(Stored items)
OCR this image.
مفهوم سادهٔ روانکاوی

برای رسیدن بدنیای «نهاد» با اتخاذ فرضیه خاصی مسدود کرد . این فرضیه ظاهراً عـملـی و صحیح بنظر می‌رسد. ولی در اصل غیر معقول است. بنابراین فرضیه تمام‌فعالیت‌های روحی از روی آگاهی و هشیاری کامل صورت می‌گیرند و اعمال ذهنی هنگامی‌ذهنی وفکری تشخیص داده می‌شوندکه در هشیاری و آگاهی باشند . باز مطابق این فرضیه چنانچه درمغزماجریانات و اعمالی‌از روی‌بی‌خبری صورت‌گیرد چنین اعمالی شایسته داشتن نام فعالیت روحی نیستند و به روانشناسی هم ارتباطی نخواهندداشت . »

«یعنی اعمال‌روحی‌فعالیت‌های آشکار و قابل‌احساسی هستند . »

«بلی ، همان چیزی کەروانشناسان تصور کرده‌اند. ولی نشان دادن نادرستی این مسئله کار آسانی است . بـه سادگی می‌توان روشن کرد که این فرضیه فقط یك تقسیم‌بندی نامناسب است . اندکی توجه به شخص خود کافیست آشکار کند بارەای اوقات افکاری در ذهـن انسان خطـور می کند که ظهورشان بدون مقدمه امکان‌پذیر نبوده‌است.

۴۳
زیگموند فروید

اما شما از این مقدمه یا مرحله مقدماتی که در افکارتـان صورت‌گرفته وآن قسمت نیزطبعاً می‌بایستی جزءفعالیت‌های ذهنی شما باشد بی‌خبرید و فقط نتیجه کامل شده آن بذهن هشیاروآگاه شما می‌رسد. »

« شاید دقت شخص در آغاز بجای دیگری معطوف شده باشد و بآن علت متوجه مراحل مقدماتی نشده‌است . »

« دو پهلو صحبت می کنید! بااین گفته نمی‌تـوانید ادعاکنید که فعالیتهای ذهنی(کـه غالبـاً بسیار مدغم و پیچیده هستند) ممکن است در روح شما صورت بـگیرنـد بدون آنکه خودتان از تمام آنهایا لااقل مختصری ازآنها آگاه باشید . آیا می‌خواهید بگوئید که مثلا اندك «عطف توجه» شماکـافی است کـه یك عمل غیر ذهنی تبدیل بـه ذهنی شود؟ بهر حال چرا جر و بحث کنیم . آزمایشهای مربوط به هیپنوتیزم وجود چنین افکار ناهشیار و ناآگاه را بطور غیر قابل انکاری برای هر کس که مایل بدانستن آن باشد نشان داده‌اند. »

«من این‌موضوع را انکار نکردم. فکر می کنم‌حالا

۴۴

WHAT THIS TASK INVOLVES: Exact copies of all the records are required.

ANSWER TO THE TASK:
OCR this image.
مفهوم سادهٔ روانکاوی

برای رسیدن بدنیای «نهاد» با اتخاذ فرضیه خاصی مسدود کرد . این فرضیه ظاهراً عـملـی و صحیح بنظر می‌رسد. ولی در اصل غیر معقول است. بنابراین فرضیه تمام‌فعالیت‌های روحی از روی آگاهی و هشیاری کامل صورت می‌گیرند و اعمال ذهنی هنگامی‌ذهنی وفکری تشخیص داده می‌شوندکه در هشیاری و آگاهی باشند . باز مطابق این فرضیه چنانچه درمغزماجریانات و اعمالی‌از روی‌بی‌خبری صورت‌گیرد چنین اعمالی شایسته داشتن نام فعالیت روحی نیستند و به روانشناسی هم ارتباطی نخواهندداشت . »

«یعنی اعمال‌روحی‌فعالیت‌های آشکار و قابل‌احساسی هستند . »

«بلی ، همان چیزی کەروانشناسان تصور کرده‌اند. ولی نشان دادن نادرستی این مسئله کار آسانی است . بـه سادگی می‌توان روشن کرد که این فرضیه فقط یك تقسیم‌بندی نامناسب است . اندکی توجه به شخص خود کافیست آشکار کند بارەای اوقات افکاری در ذهـن انسان خطـور می کند که ظهورشان بدون مقدمه امکان‌پذیر نبوده‌است.

۴۳
زیگموند فروید

اما شما از این مقدمه یا مرحله مقدماتی که در افکارتـان صورت‌گرفته وآن قسمت نیزطبعاً می‌بایستی جزءفعالیت‌های ذهنی شما باشد بی‌خبرید و فقط نتیجه کامل شده آن بذهن هشیاروآگاه شما می‌رسد. »

« شاید دقت شخص در آغاز بجای دیگری معطوف شده باشد و بآن علت متوجه مراحل مقدماتی نشده‌است . »

« دو پهلو صحبت می کنید! بااین گفته نمی‌تـوانید ادعاکنید که فعالیتهای ذهنی(کـه غالبـاً بسیار مدغم و پیچیده هستند) ممکن است در روح شما صورت بـگیرنـد بدون آنکه خودتان از تمام آنهایا لااقل مختصری ازآنها آگاه باشید . آیا می‌خواهید بگوئید که مثلا اندك «عطف توجه» شماکـافی است کـه یك عمل غیر ذهنی تبدیل بـه ذهنی شود؟ بهر حال چرا جر و بحث کنیم . آزمایشهای مربوط به هیپنوتیزم وجود چنین افکار ناهشیار و ناآگاه را بطور غیر قابل انکاری برای هر کس که مایل بدانستن آن باشد نشان داده‌اند. »

«من این‌موضوع را انکار نکردم. فکر می کنم‌حالا

۴۴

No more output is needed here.